Saved entries
▽

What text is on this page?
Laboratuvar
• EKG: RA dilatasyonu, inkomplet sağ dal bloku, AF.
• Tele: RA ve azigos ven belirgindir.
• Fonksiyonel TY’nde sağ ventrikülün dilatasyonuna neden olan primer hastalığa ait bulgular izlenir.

△
▽

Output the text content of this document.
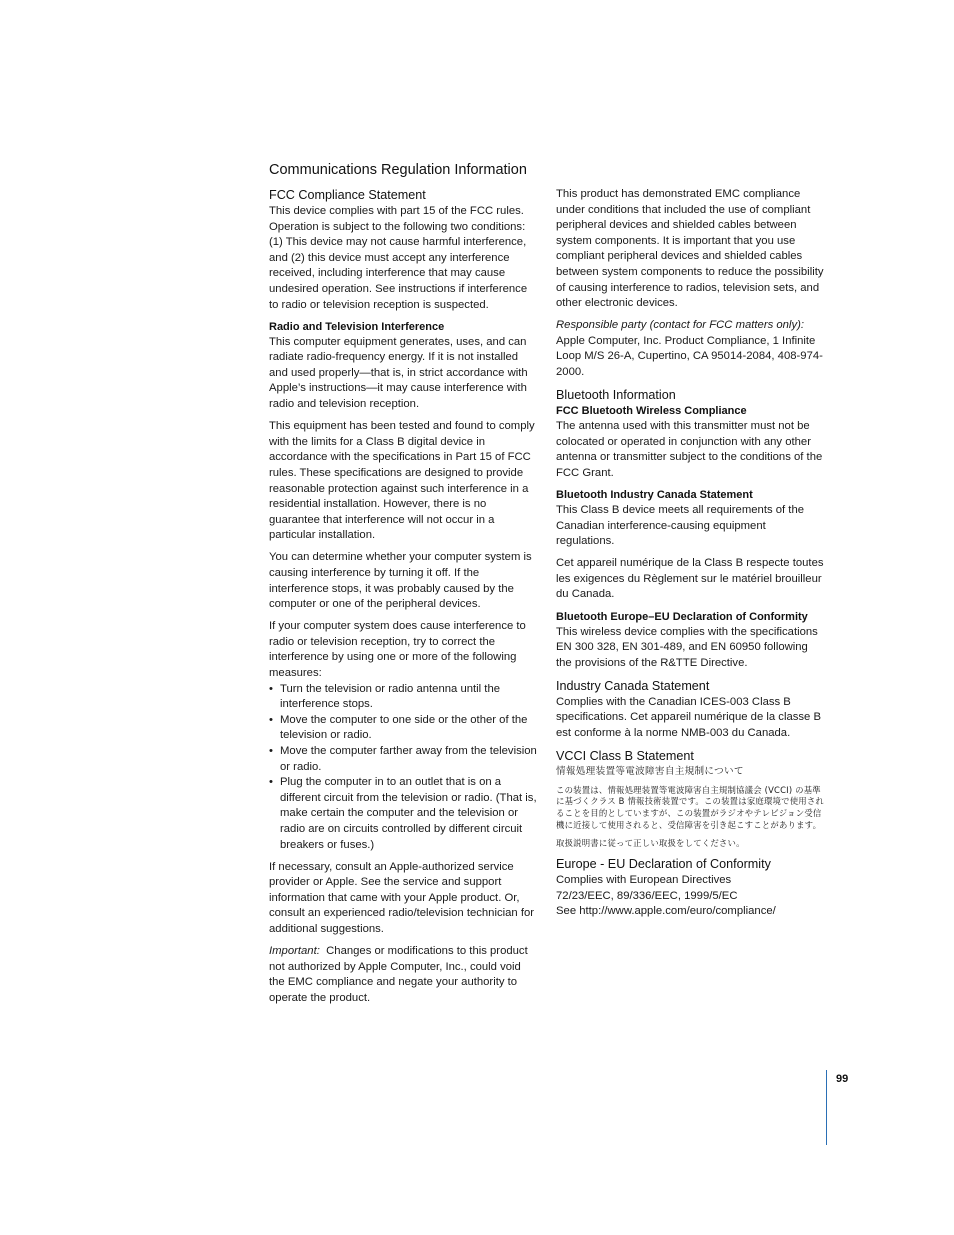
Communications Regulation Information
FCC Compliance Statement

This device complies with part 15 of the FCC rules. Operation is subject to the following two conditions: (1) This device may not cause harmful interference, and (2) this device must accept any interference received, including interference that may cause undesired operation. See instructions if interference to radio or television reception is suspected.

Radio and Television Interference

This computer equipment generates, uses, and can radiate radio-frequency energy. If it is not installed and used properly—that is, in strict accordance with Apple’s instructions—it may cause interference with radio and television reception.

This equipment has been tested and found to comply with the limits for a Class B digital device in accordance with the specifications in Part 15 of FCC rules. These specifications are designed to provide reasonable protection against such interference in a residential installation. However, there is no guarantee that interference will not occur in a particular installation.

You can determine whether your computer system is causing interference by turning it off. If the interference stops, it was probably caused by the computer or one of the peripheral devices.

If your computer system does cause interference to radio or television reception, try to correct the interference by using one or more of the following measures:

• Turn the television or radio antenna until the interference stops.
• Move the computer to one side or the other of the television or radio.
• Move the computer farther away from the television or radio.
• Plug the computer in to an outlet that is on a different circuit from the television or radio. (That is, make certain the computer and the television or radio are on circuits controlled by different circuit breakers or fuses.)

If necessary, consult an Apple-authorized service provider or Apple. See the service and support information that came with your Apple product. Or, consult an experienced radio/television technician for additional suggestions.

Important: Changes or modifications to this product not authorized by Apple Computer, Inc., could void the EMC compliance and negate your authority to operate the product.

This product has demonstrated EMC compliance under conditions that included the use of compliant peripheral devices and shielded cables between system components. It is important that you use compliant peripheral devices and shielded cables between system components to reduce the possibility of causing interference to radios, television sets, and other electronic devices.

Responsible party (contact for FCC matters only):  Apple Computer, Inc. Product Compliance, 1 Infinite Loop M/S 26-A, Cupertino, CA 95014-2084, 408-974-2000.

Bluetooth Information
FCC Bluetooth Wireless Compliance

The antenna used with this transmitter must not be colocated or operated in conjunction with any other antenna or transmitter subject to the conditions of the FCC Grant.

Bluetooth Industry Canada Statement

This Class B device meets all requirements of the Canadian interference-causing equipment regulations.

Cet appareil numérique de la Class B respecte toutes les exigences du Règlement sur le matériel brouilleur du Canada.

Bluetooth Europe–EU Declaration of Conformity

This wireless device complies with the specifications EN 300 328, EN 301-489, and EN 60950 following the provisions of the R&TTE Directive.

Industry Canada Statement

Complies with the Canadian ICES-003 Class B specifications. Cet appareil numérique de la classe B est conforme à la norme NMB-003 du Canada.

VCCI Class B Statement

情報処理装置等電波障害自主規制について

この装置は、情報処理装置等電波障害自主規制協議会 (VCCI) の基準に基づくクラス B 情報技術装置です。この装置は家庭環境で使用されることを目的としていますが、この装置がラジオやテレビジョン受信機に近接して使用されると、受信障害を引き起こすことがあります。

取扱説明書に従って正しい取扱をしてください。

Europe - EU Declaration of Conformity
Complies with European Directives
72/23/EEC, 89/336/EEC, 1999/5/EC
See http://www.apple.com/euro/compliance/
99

△
▽

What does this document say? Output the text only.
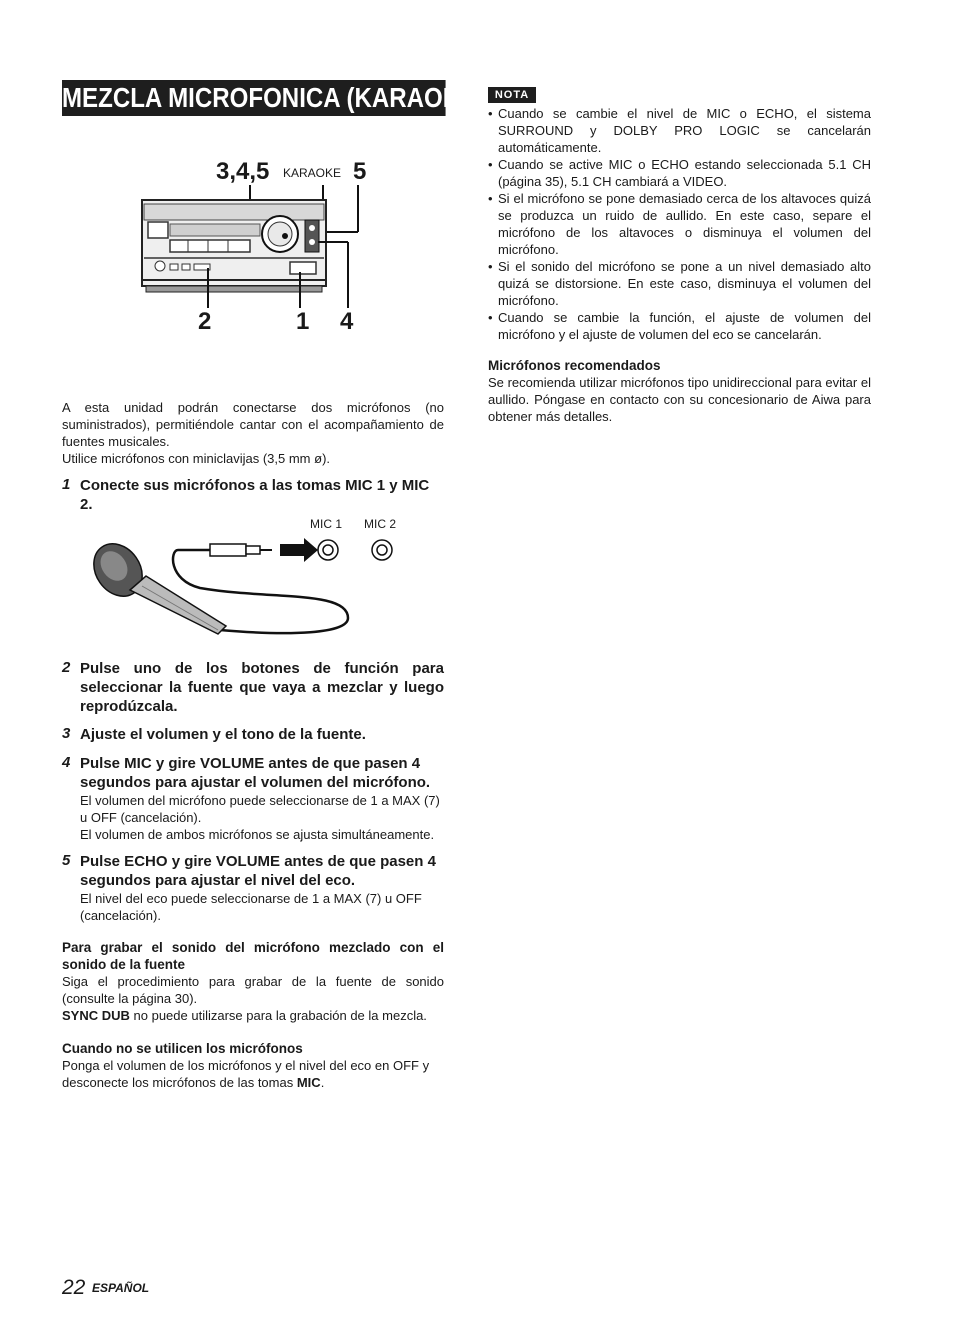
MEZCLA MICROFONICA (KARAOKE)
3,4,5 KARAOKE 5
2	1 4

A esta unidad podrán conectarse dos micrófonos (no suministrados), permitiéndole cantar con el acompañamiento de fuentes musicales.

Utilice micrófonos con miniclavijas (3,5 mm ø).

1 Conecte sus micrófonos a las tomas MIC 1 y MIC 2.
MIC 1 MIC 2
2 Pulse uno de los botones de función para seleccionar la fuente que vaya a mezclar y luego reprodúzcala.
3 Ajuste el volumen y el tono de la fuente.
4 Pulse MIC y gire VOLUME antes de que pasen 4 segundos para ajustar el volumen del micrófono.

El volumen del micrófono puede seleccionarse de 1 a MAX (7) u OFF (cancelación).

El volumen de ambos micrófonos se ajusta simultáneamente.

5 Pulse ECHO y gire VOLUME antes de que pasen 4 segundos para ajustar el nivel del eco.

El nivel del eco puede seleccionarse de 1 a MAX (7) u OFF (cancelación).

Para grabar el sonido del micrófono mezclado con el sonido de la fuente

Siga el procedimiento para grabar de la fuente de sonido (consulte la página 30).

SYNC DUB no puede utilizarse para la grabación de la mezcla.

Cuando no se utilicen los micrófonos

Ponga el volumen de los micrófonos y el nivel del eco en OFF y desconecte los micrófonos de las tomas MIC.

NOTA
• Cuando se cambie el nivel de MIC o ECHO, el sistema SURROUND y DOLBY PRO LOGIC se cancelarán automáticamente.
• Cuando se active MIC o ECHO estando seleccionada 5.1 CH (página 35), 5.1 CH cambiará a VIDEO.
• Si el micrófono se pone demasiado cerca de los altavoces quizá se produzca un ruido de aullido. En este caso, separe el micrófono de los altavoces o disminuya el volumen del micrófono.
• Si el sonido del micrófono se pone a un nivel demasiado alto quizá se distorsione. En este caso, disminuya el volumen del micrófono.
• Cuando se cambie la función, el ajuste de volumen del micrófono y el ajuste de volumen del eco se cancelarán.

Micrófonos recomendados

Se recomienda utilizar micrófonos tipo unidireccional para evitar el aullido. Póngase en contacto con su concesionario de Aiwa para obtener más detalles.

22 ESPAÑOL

△

Report every line in the data above in which the word "tomas" appears.

1 Conecte sus micrófonos a las tomas MIC 1 y MIC 2.
Ponga el volumen de los micrófonos y el nivel del eco en OFF y desconecte los micrófonos de las tomas MIC.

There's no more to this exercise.